• Given exercise:
Filter the records below for the word "укреплению". Copy each line that holds it.

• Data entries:

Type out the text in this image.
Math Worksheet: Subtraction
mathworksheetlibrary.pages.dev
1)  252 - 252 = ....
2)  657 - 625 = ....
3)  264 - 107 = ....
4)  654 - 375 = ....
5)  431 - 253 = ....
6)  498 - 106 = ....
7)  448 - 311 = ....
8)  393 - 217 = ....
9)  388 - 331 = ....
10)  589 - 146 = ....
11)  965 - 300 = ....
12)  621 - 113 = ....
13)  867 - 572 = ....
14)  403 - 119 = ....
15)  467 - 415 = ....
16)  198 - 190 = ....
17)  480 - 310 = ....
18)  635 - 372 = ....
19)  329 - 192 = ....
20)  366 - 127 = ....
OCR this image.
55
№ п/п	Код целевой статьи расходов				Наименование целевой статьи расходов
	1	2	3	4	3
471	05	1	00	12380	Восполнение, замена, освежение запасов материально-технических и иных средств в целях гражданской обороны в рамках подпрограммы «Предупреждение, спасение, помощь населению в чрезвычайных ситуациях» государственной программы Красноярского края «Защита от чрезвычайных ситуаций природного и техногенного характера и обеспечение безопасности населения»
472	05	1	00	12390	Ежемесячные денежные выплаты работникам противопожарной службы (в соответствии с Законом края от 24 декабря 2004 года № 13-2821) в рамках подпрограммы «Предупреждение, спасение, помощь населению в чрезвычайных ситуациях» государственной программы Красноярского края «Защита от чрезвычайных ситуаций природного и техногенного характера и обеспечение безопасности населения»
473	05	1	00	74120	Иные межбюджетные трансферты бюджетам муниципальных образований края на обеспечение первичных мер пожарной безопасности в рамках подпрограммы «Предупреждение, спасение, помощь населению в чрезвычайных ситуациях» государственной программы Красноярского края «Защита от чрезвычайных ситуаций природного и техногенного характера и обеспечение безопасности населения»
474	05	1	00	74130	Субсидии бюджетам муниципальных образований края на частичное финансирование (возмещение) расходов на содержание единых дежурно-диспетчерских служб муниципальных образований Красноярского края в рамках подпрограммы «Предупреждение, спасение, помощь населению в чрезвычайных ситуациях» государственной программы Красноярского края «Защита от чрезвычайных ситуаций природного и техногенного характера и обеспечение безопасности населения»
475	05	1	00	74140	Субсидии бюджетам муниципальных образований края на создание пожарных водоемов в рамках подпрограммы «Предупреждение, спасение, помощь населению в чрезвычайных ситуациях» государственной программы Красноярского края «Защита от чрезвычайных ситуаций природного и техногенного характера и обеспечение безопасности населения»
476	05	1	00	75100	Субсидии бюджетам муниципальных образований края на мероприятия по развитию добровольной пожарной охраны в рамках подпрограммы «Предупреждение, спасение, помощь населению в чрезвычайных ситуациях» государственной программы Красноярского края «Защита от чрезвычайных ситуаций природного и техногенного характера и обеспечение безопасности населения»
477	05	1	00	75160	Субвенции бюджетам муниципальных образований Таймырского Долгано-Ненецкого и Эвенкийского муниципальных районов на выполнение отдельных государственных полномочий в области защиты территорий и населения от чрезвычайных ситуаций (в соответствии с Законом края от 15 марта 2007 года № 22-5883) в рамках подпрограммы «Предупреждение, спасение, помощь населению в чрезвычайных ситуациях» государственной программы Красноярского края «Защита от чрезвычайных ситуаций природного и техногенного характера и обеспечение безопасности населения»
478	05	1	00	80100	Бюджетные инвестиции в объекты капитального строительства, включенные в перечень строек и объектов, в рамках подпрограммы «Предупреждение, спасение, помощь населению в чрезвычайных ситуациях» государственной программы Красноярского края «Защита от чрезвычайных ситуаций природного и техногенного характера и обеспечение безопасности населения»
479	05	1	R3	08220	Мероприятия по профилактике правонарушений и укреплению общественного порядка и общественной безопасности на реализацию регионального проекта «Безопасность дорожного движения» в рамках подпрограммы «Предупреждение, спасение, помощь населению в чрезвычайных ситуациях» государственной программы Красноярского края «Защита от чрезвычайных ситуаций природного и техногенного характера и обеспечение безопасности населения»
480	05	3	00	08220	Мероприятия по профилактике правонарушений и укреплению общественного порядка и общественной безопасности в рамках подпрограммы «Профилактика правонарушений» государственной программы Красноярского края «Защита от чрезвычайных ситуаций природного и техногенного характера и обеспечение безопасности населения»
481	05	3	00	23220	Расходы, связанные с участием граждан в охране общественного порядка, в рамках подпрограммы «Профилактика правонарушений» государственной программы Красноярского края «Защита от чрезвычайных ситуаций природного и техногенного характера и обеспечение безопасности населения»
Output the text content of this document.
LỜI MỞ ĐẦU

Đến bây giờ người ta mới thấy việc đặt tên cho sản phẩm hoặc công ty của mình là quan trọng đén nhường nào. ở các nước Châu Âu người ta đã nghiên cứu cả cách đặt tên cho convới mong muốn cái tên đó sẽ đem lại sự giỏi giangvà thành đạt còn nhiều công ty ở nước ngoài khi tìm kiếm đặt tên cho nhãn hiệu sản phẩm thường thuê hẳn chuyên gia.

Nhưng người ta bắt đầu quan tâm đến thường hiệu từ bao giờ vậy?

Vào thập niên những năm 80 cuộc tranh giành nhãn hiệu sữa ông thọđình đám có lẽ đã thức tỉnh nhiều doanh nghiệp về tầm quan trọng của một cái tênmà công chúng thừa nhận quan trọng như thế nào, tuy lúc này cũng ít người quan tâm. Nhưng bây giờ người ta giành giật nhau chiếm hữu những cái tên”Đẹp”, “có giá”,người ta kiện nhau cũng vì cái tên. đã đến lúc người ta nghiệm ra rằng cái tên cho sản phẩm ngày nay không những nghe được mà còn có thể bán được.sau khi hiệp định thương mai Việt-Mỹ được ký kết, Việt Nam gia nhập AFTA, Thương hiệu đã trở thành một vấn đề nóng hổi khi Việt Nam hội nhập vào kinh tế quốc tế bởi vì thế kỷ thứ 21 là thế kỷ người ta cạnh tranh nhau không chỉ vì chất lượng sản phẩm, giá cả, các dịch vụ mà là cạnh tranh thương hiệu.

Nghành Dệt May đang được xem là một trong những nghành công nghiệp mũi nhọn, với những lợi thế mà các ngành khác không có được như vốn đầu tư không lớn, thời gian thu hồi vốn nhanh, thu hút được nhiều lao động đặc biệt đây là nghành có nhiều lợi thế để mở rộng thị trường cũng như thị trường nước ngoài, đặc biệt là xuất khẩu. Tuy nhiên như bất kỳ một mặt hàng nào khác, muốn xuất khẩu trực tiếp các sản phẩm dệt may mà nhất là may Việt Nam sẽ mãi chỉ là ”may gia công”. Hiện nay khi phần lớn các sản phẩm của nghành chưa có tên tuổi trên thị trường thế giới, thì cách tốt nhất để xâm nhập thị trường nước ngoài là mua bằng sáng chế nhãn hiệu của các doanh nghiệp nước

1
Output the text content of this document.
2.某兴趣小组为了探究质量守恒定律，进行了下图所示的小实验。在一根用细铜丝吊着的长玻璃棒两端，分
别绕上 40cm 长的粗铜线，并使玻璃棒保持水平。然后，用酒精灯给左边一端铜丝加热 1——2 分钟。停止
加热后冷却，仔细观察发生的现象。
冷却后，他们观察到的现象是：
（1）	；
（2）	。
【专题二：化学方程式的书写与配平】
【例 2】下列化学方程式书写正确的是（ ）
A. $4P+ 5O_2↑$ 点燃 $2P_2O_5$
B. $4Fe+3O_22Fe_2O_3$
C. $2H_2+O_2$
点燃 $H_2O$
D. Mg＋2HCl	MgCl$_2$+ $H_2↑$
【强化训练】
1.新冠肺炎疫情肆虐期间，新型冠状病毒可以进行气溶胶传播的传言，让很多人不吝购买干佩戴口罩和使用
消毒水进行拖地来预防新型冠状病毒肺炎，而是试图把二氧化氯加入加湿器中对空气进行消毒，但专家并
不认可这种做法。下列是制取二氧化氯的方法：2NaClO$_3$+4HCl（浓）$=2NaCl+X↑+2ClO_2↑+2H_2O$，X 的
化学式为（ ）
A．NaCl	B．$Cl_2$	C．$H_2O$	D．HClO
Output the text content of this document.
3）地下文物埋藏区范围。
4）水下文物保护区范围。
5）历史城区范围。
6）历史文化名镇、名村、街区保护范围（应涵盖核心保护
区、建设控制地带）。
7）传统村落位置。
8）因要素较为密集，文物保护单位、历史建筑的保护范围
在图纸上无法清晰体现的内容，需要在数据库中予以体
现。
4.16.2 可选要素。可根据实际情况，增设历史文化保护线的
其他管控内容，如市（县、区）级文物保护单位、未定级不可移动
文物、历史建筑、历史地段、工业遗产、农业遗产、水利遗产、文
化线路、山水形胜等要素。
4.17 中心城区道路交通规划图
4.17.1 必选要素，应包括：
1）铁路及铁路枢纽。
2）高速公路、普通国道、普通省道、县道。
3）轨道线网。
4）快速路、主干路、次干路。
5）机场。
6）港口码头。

• Output of the exercise:
479	05	1	R3	08220	Мероприятия по профилактике правонарушений и укреплению общественного порядка и общественной безопасности на реализацию регионального проекта «Безопасность дорожного движения» в рамках подпрограммы «Предупреждение, спасение, помощь населению в чрезвычайных ситуациях» государственной программы Красноярского края «Защита от чрезвычайных ситуаций природного и техногенного характера и обеспечение безопасности населения»
480	05	3	00	08220	Мероприятия по профилактике правонарушений и укреплению общественного порядка и общественной безопасности в рамках подпрограммы «Профилактика правонарушений» государственной программы Красноярского края «Защита от чрезвычайных ситуаций природного и техногенного характера и обеспечение безопасности населения»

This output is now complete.